(Data items)
____________________
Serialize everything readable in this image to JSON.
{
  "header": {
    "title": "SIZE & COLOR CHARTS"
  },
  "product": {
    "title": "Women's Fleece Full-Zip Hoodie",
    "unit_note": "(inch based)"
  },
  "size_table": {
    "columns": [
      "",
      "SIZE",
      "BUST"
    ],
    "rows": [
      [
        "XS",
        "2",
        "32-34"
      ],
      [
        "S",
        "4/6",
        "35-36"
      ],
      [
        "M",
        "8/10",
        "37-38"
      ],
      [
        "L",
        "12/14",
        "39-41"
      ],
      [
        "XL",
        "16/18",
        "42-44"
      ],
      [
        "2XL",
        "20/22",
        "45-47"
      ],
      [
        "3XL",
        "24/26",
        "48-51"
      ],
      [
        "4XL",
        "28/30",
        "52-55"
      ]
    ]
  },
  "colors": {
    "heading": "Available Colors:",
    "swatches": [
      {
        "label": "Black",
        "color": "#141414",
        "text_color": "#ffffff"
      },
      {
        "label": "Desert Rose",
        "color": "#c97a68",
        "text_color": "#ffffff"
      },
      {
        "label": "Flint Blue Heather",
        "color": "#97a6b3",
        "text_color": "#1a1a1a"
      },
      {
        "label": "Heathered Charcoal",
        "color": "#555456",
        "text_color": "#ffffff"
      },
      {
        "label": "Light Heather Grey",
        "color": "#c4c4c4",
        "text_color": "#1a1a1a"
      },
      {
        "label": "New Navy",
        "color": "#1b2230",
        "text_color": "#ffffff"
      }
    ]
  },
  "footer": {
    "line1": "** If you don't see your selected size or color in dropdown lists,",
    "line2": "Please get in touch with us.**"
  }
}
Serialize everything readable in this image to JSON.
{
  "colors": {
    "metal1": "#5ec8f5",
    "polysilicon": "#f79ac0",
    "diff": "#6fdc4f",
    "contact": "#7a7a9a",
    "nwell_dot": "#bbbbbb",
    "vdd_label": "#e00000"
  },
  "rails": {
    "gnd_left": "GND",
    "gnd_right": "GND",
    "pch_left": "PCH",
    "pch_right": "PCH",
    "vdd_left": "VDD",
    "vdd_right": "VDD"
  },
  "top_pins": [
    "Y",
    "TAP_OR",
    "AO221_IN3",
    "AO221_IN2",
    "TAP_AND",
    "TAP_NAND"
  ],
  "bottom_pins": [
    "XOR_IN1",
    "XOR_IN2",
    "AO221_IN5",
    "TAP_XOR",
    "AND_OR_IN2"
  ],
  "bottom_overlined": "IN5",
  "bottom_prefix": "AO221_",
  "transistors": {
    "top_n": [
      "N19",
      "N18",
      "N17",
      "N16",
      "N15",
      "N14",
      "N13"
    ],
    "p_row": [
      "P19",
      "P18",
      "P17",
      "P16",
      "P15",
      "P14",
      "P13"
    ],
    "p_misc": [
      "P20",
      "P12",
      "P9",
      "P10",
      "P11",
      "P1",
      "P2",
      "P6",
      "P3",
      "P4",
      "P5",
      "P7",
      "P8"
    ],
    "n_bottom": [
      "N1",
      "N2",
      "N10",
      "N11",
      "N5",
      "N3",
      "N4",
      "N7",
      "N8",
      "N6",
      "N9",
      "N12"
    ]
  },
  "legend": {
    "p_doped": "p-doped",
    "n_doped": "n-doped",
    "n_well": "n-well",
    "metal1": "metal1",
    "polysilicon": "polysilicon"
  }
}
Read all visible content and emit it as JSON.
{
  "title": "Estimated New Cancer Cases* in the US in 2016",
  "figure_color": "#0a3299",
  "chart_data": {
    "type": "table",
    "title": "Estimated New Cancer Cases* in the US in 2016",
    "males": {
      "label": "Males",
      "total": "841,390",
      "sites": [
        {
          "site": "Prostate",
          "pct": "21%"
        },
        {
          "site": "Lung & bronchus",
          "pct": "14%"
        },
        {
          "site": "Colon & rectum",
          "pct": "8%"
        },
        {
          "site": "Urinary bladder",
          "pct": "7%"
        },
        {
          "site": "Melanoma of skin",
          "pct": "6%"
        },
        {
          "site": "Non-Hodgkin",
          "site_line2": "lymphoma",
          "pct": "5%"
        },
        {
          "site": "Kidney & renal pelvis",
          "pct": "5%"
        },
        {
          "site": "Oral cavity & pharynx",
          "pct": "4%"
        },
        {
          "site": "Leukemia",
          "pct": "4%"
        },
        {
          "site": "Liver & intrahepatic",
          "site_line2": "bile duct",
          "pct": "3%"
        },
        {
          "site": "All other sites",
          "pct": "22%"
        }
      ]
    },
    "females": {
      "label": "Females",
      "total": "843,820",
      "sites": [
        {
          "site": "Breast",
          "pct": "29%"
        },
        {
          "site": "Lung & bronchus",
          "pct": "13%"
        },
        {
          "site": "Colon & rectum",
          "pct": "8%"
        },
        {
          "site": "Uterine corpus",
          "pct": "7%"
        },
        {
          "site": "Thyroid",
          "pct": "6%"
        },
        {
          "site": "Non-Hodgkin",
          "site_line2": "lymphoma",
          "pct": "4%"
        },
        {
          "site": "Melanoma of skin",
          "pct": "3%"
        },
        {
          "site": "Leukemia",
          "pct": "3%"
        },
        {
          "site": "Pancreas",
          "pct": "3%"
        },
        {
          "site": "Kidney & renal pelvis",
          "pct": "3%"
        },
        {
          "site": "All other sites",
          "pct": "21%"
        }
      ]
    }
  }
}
____________________
Given request: Return all lines of the material above in which the word "Estimated" occurs.

Exercise result:
  "title": "Estimated New Cancer Cases* in the US in 2016",
    "title": "Estimated New Cancer Cases* in the US in 2016",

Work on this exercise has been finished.